[Collected data]
☆ ☆ ☆ ☆ ☆ ☆ ☆

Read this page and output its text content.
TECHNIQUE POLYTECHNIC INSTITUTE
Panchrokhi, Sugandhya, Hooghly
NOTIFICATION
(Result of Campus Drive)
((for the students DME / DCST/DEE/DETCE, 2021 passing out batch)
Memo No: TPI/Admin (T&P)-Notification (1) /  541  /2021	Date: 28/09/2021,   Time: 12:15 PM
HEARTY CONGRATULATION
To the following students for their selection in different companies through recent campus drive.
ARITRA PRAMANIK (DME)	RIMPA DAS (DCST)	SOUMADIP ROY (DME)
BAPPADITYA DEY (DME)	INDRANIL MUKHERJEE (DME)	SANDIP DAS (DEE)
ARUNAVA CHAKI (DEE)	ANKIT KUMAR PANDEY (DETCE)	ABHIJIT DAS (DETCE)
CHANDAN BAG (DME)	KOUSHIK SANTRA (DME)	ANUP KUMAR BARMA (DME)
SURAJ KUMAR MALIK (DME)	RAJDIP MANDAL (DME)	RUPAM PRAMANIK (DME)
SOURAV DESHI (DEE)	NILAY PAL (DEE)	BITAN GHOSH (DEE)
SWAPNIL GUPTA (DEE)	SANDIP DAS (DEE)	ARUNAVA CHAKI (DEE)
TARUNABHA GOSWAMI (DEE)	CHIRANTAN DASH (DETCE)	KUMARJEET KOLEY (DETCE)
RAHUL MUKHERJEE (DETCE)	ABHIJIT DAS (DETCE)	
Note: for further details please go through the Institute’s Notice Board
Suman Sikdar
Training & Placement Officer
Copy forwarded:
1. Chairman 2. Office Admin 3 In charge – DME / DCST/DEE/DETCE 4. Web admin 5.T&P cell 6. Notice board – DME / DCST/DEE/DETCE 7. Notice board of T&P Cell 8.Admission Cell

☆ ☆ ☆ ☆ ☆ ☆ ☆

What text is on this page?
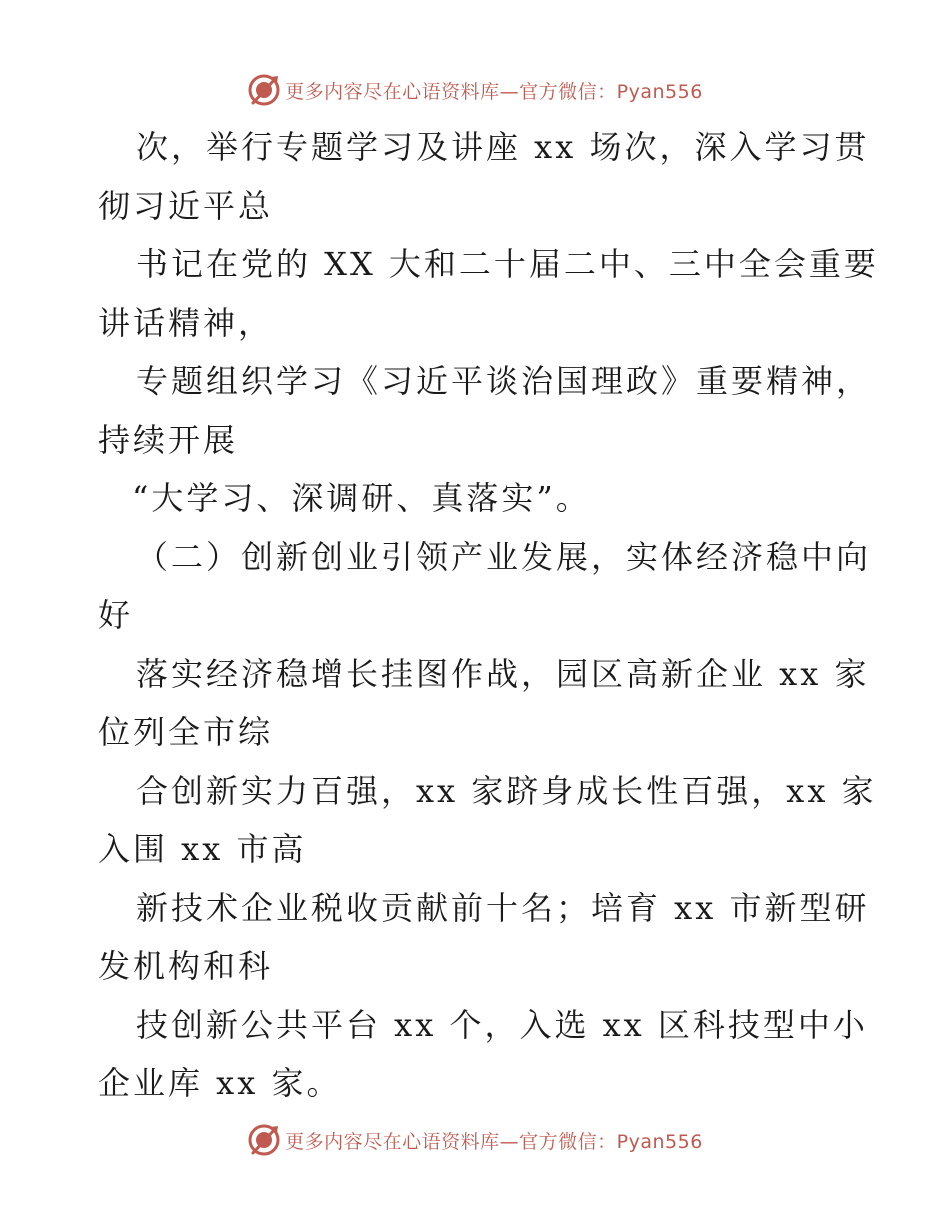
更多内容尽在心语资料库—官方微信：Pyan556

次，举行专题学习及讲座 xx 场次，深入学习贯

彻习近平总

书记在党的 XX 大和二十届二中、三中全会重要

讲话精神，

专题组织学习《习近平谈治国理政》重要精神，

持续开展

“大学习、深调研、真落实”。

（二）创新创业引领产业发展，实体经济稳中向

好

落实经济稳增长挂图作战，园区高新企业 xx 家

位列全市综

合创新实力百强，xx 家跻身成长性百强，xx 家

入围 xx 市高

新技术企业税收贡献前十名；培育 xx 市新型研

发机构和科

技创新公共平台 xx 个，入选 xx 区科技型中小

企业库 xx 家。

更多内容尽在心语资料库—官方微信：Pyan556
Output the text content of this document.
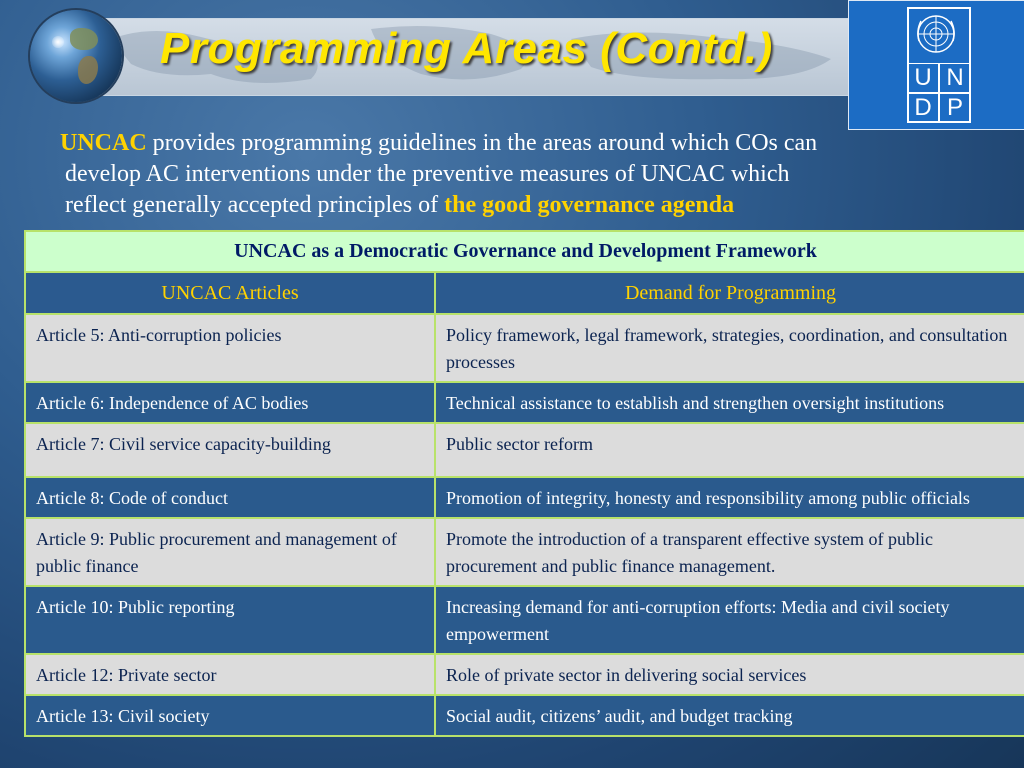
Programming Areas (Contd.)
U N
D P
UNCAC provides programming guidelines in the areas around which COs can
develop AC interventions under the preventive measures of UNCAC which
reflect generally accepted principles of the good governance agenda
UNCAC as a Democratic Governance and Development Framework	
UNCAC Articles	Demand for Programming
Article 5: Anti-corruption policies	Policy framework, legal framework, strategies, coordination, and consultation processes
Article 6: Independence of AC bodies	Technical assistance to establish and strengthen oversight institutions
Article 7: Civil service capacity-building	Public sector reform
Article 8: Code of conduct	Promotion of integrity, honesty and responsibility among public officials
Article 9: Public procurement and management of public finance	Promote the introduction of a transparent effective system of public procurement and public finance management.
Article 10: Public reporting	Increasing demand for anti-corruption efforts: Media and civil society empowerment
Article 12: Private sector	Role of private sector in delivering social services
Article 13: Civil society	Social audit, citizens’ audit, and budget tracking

☆ ☆ ☆ ☆ ☆ ☆ ☆

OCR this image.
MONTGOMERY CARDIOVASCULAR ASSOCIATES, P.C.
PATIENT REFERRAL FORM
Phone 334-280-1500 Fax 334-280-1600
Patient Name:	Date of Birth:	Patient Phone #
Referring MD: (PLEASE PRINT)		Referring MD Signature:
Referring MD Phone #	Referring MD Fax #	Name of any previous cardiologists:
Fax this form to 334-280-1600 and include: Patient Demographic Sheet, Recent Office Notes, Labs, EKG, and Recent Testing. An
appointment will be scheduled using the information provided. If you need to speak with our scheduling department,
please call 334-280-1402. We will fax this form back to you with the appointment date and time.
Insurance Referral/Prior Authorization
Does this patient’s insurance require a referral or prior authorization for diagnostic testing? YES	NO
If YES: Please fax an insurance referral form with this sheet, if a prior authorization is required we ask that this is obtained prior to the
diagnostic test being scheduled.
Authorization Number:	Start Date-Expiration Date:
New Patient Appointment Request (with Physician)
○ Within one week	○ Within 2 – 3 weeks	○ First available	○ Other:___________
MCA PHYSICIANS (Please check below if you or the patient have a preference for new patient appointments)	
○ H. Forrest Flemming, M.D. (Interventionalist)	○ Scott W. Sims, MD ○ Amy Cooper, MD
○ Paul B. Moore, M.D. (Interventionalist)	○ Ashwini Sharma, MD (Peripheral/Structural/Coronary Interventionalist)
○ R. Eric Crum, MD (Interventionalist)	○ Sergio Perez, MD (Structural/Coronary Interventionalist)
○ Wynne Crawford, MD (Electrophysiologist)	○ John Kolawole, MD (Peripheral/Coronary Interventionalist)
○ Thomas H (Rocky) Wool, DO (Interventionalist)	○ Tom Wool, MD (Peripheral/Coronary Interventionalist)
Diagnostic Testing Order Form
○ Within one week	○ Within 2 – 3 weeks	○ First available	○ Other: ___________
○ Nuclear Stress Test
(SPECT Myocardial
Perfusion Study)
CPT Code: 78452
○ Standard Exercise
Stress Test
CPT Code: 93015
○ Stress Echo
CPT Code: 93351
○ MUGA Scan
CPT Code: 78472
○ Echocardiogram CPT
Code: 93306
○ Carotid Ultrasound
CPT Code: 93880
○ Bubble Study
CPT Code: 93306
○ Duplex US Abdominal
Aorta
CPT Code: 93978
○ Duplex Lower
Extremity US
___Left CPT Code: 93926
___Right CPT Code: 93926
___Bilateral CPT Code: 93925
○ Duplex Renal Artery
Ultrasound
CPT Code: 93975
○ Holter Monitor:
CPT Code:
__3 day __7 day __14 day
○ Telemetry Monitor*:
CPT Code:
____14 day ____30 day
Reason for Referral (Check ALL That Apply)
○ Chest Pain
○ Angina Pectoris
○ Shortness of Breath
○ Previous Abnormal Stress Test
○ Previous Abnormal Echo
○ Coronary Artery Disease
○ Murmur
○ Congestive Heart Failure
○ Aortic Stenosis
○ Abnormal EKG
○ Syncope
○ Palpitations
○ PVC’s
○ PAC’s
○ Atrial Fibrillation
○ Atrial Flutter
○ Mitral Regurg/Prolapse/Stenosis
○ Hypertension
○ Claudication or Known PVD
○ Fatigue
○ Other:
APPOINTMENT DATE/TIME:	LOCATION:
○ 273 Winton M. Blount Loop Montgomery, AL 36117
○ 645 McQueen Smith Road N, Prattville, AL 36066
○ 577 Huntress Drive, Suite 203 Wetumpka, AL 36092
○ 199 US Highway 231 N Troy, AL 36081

☆ ☆ ☆ ☆ ☆ ☆ ☆

> WHAT TO WORK ON: Scan the material above for the string "Interventionalist" and report each line where you find it.

> TASK RESULT:
○ H. Forrest Flemming, M.D. (Interventionalist)	○ Scott W. Sims, MD ○ Amy Cooper, MD
○ Paul B. Moore, M.D. (Interventionalist)	○ Ashwini Sharma, MD (Peripheral/Structural/Coronary Interventionalist)
○ R. Eric Crum, MD (Interventionalist)	○ Sergio Perez, MD (Structural/Coronary Interventionalist)
○ Wynne Crawford, MD (Electrophysiologist)	○ John Kolawole, MD (Peripheral/Coronary Interventionalist)
○ Thomas H (Rocky) Wool, DO (Interventionalist)	○ Tom Wool, MD (Peripheral/Coronary Interventionalist)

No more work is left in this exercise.